------ Supplied information

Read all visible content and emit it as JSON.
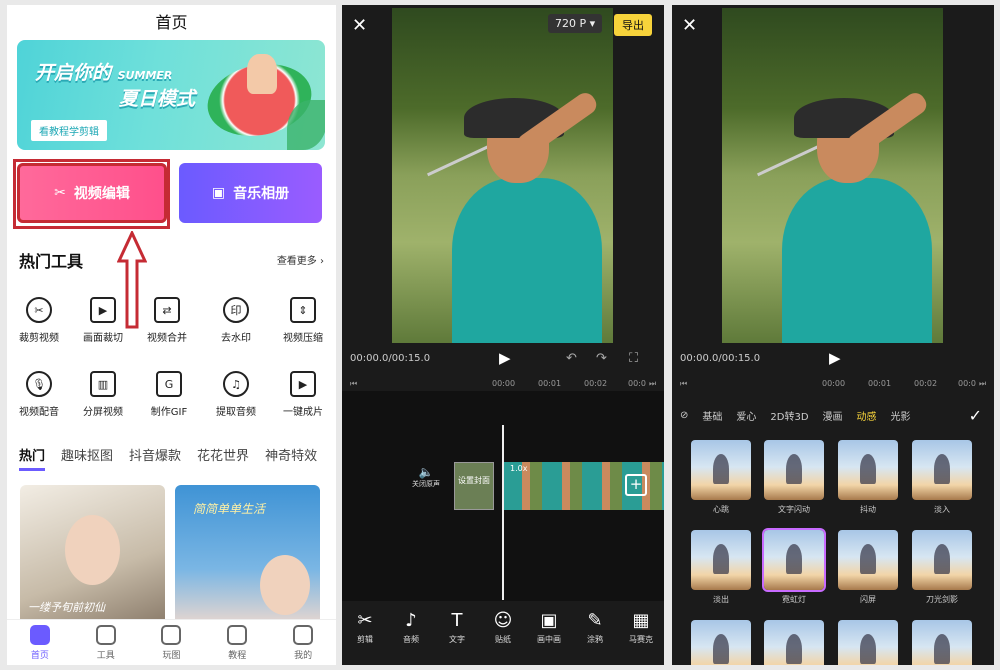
{
  "home": {
    "title": "首页",
    "banner": {
      "line1_a": "开启你的",
      "line1_b": "SUMMER",
      "line2": "夏日模式",
      "button": "看教程学剪辑"
    },
    "video_edit": "视频编辑",
    "music_album": "音乐相册",
    "section_title": "热门工具",
    "more": "查看更多",
    "tools": [
      "裁剪视频",
      "画面裁切",
      "视频合并",
      "去水印",
      "视频压缩",
      "视频配音",
      "分屏视频",
      "制作GIF",
      "提取音频",
      "一键成片"
    ],
    "tabs": [
      "热门",
      "趣味抠图",
      "抖音爆款",
      "花花世界",
      "神奇特效"
    ],
    "card2_text": "简简单单生活",
    "card1_text": "一缕予旬前初仙",
    "nav": [
      "首页",
      "工具",
      "玩图",
      "教程",
      "我的"
    ]
  },
  "editor": {
    "resolution": "720 P",
    "export": "导出",
    "timecode": "00:00.0/00:15.0",
    "ruler": [
      "00:00",
      "00:01",
      "00:02",
      "00:0"
    ],
    "mute": "关闭原声",
    "cover": "设置封面",
    "speed": "1.0x",
    "toolbar": [
      "剪辑",
      "音频",
      "文字",
      "贴纸",
      "画中画",
      "涂鸦",
      "马赛克"
    ]
  },
  "effects": {
    "timecode": "00:00.0/00:15.0",
    "ruler": [
      "00:00",
      "00:01",
      "00:02",
      "00:0"
    ],
    "tabs": [
      "基础",
      "爱心",
      "2D转3D",
      "漫画",
      "动感",
      "光影"
    ],
    "active_tab": "动感",
    "items": [
      "心跳",
      "文字闪动",
      "抖动",
      "淡入",
      "淡出",
      "霓虹灯",
      "闪屏",
      "刀光剑影"
    ],
    "selected": "霓虹灯"
  }
}
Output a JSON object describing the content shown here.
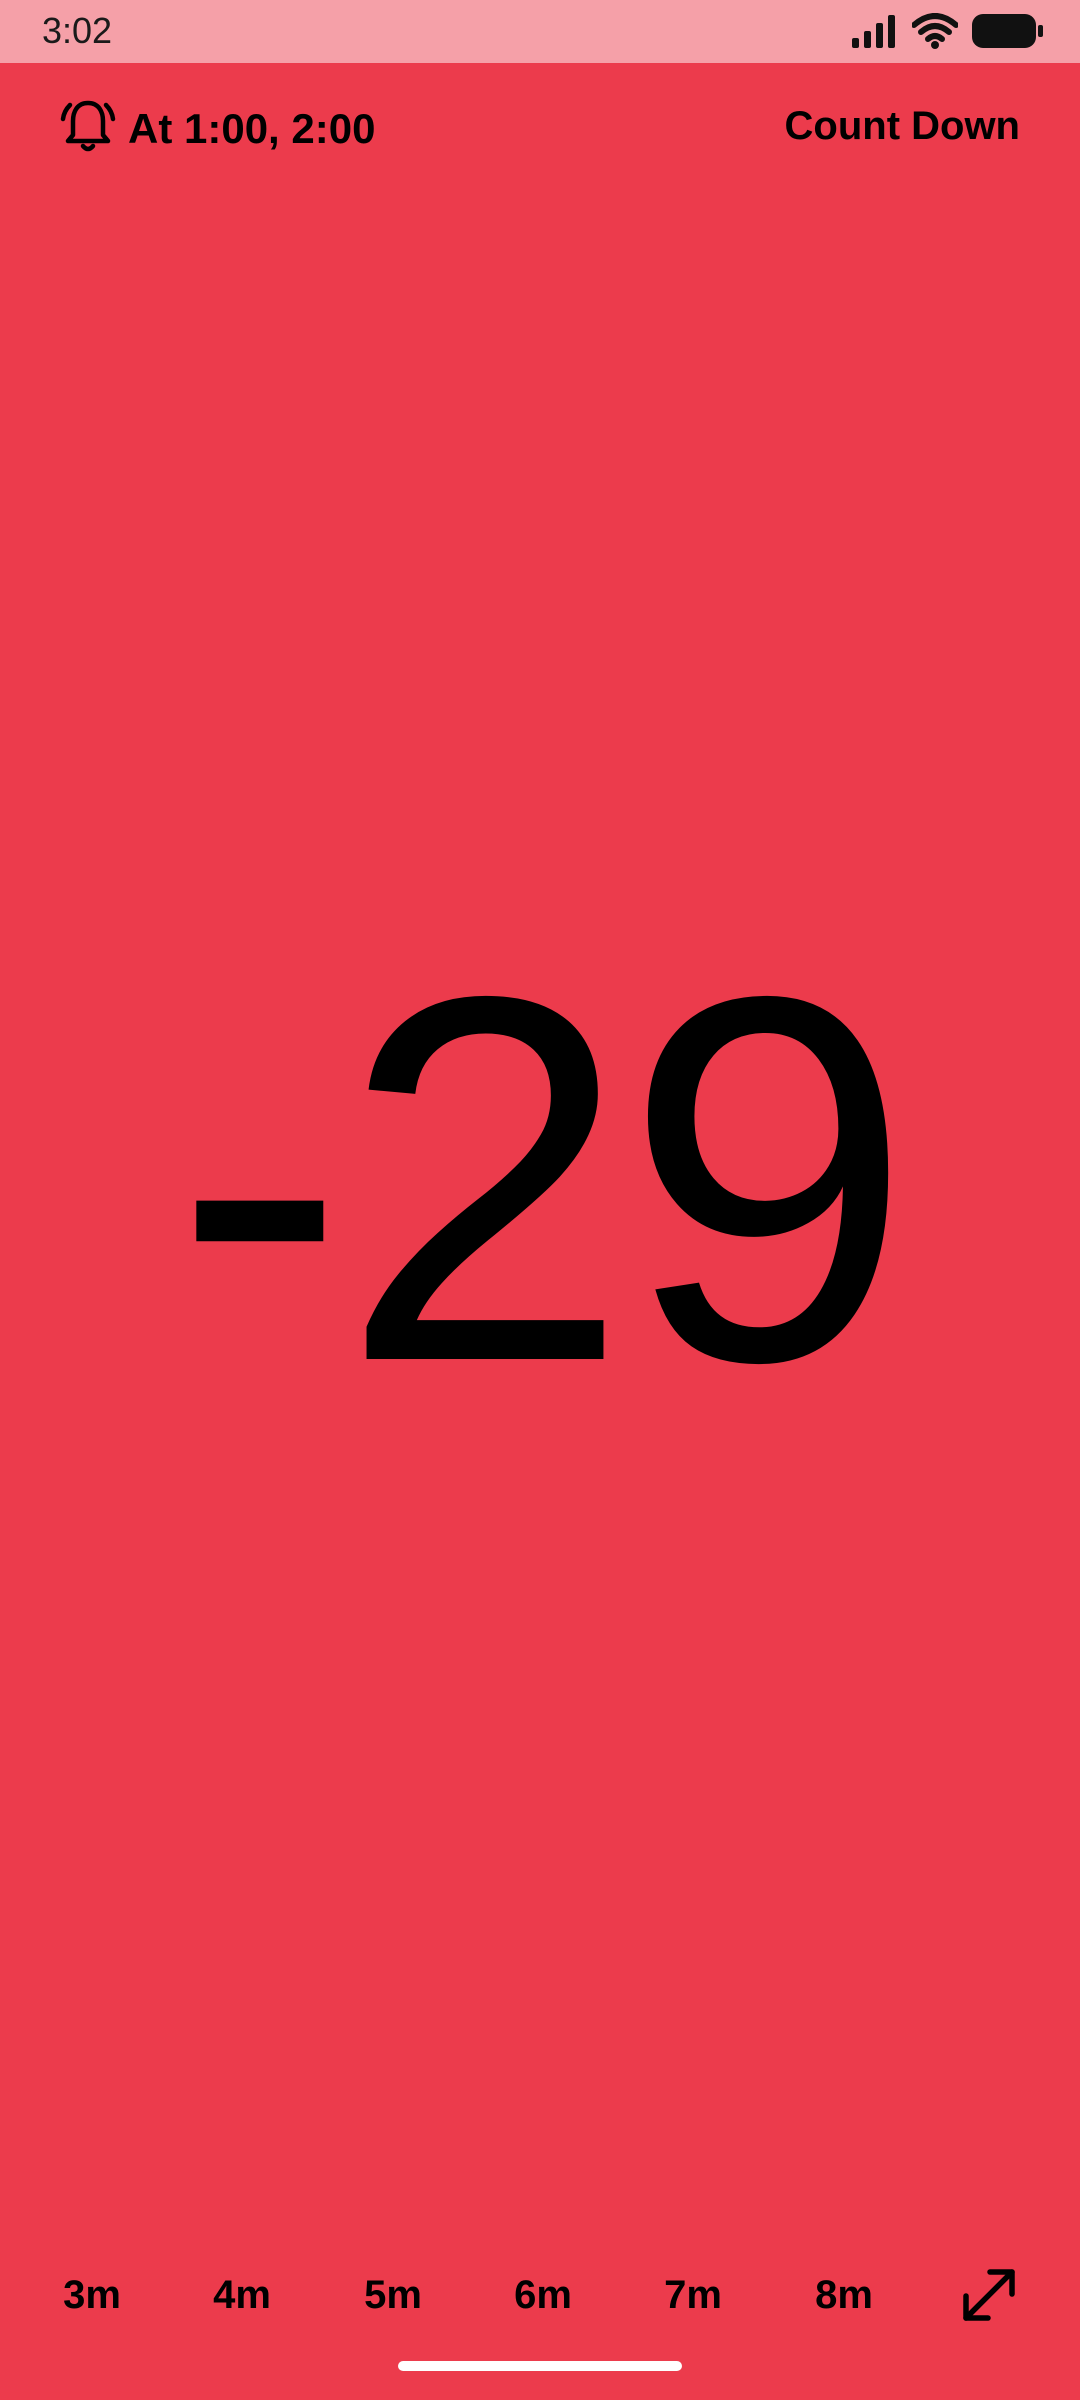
{
  "status_bar": {
    "time": "3:02",
    "icons": [
      "signal-icon",
      "wifi-icon",
      "battery-icon"
    ]
  },
  "header": {
    "alarm_icon": "alarm-bell-icon",
    "alarm_label": "At 1:00, 2:00",
    "mode_label": "Count Down"
  },
  "timer": {
    "value": "-29"
  },
  "presets": [
    {
      "label": "3m"
    },
    {
      "label": "4m"
    },
    {
      "label": "5m"
    },
    {
      "label": "6m"
    },
    {
      "label": "7m"
    },
    {
      "label": "8m"
    }
  ],
  "expand_icon": "expand-icon",
  "colors": {
    "background": "#EC3B4C",
    "status_bar": "#F5A0A8",
    "text": "#000000"
  }
}
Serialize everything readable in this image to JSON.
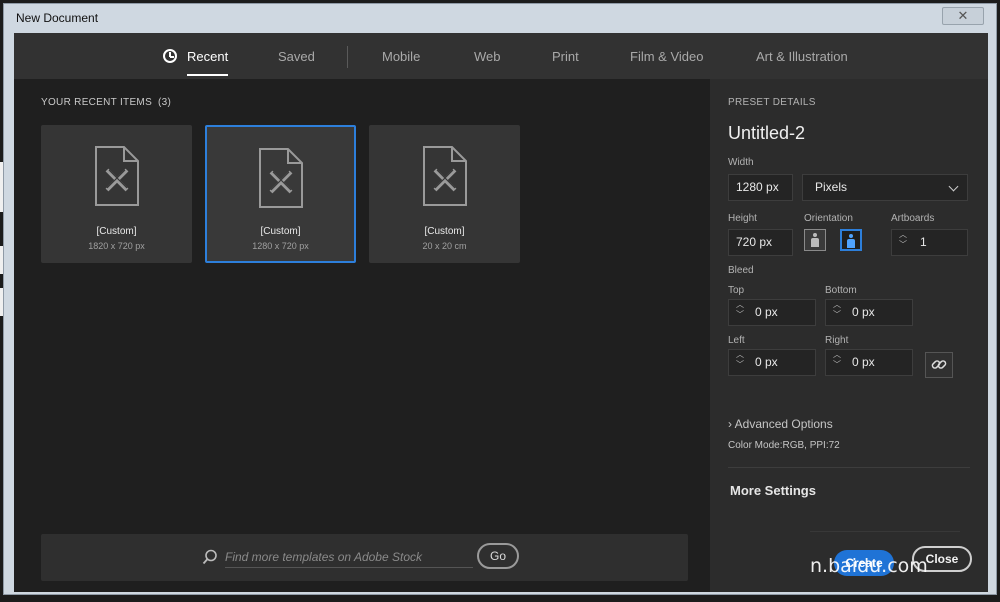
{
  "window": {
    "title": "New Document",
    "close_glyph": "✕"
  },
  "nav": {
    "tabs": [
      {
        "label": "Recent",
        "active": true
      },
      {
        "label": "Saved"
      },
      {
        "label": "Mobile"
      },
      {
        "label": "Web"
      },
      {
        "label": "Print"
      },
      {
        "label": "Film & Video"
      },
      {
        "label": "Art & Illustration"
      }
    ]
  },
  "recent": {
    "header": "YOUR RECENT ITEMS",
    "count": "(3)",
    "items": [
      {
        "name": "[Custom]",
        "size": "1820 x 720 px"
      },
      {
        "name": "[Custom]",
        "size": "1280 x 720 px",
        "selected": true
      },
      {
        "name": "[Custom]",
        "size": "20 x 20 cm"
      }
    ]
  },
  "search": {
    "placeholder": "Find more templates on Adobe Stock",
    "go_label": "Go"
  },
  "preset": {
    "header": "PRESET DETAILS",
    "name": "Untitled-2",
    "width_label": "Width",
    "width_value": "1280 px",
    "units_value": "Pixels",
    "height_label": "Height",
    "height_value": "720 px",
    "orientation_label": "Orientation",
    "artboards_label": "Artboards",
    "artboards_value": "1",
    "bleed_label": "Bleed",
    "top_label": "Top",
    "top_value": "0 px",
    "bottom_label": "Bottom",
    "bottom_value": "0 px",
    "left_label": "Left",
    "left_value": "0 px",
    "right_label": "Right",
    "right_value": "0 px",
    "advanced_label": "Advanced Options",
    "color_mode": "Color Mode:RGB, PPI:72",
    "more_settings": "More Settings"
  },
  "actions": {
    "create": "Create",
    "close": "Close"
  },
  "watermark": "n.baidu.com",
  "colors": {
    "accent": "#2d7fdb",
    "create_bg": "#1f73d6"
  }
}
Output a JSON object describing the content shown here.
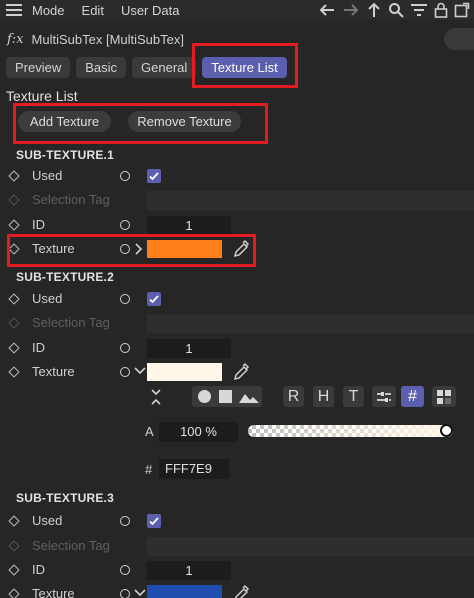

------------

Without the pictures, return all the records precisely as they stand.

Read all visible content and emit it as JSON.
{
  "home": {
    "title": "首页",
    "banner": {
      "line1_a": "开启你的",
      "line1_b": "SUMMER",
      "line2": "夏日模式",
      "button": "看教程学剪辑"
    },
    "video_edit": "视频编辑",
    "music_album": "音乐相册",
    "section_title": "热门工具",
    "more": "查看更多",
    "tools": [
      "裁剪视频",
      "画面裁切",
      "视频合并",
      "去水印",
      "视频压缩",
      "视频配音",
      "分屏视频",
      "制作GIF",
      "提取音频",
      "一键成片"
    ],
    "tabs": [
      "热门",
      "趣味抠图",
      "抖音爆款",
      "花花世界",
      "神奇特效"
    ],
    "card2_text": "简简单单生活",
    "card1_text": "一缕予旬前初仙",
    "nav": [
      "首页",
      "工具",
      "玩图",
      "教程",
      "我的"
    ]
  },
  "editor": {
    "resolution": "720 P",
    "export": "导出",
    "timecode": "00:00.0/00:15.0",
    "ruler": [
      "00:00",
      "00:01",
      "00:02",
      "00:0"
    ],
    "mute": "关闭原声",
    "cover": "设置封面",
    "speed": "1.0x",
    "toolbar": [
      "剪辑",
      "音频",
      "文字",
      "贴纸",
      "画中画",
      "涂鸦",
      "马赛克"
    ]
  },
  "effects": {
    "timecode": "00:00.0/00:15.0",
    "ruler": [
      "00:00",
      "00:01",
      "00:02",
      "00:0"
    ],
    "tabs": [
      "基础",
      "爱心",
      "2D转3D",
      "漫画",
      "动感",
      "光影"
    ],
    "active_tab": "动感",
    "items": [
      "心跳",
      "文字闪动",
      "抖动",
      "淡入",
      "淡出",
      "霓虹灯",
      "闪屏",
      "刀光剑影"
    ],
    "selected": "霓虹灯"
  }
}
Output a JSON object describing the content shown here.
{
  "status_bar": {
    "time": "3:02",
    "icons": [
      "signal-icon",
      "wifi-icon",
      "battery-icon"
    ]
  },
  "header": {
    "alarm_icon": "alarm-bell-icon",
    "alarm_label": "At 1:00, 2:00",
    "mode_label": "Count Down"
  },
  "timer": {
    "value": "-29"
  },
  "presets": [
    {
      "label": "3m"
    },
    {
      "label": "4m"
    },
    {
      "label": "5m"
    },
    {
      "label": "6m"
    },
    {
      "label": "7m"
    },
    {
      "label": "8m"
    }
  ],
  "expand_icon": "expand-icon",
  "colors": {
    "background": "#EC3B4C",
    "status_bar": "#F5A0A8",
    "text": "#000000"
  }
}
Serialize everything readable in this image to JSON.
{
  "window": {
    "title": "New Document",
    "close_glyph": "✕"
  },
  "nav": {
    "tabs": [
      {
        "label": "Recent",
        "active": true
      },
      {
        "label": "Saved"
      },
      {
        "label": "Mobile"
      },
      {
        "label": "Web"
      },
      {
        "label": "Print"
      },
      {
        "label": "Film & Video"
      },
      {
        "label": "Art & Illustration"
      }
    ]
  },
  "recent": {
    "header": "YOUR RECENT ITEMS",
    "count": "(3)",
    "items": [
      {
        "name": "[Custom]",
        "size": "1820 x 720 px"
      },
      {
        "name": "[Custom]",
        "size": "1280 x 720 px",
        "selected": true
      },
      {
        "name": "[Custom]",
        "size": "20 x 20 cm"
      }
    ]
  },
  "search": {
    "placeholder": "Find more templates on Adobe Stock",
    "go_label": "Go"
  },
  "preset": {
    "header": "PRESET DETAILS",
    "name": "Untitled-2",
    "width_label": "Width",
    "width_value": "1280 px",
    "units_value": "Pixels",
    "height_label": "Height",
    "height_value": "720 px",
    "orientation_label": "Orientation",
    "artboards_label": "Artboards",
    "artboards_value": "1",
    "bleed_label": "Bleed",
    "top_label": "Top",
    "top_value": "0 px",
    "bottom_label": "Bottom",
    "bottom_value": "0 px",
    "left_label": "Left",
    "left_value": "0 px",
    "right_label": "Right",
    "right_value": "0 px",
    "advanced_label": "Advanced Options",
    "color_mode": "Color Mode:RGB, PPI:72",
    "more_settings": "More Settings"
  },
  "actions": {
    "create": "Create",
    "close": "Close"
  },
  "watermark": "n.baidu.com",
  "colors": {
    "accent": "#2d7fdb",
    "create_bg": "#1f73d6"
  }
}
Output a JSON object describing the content shown here.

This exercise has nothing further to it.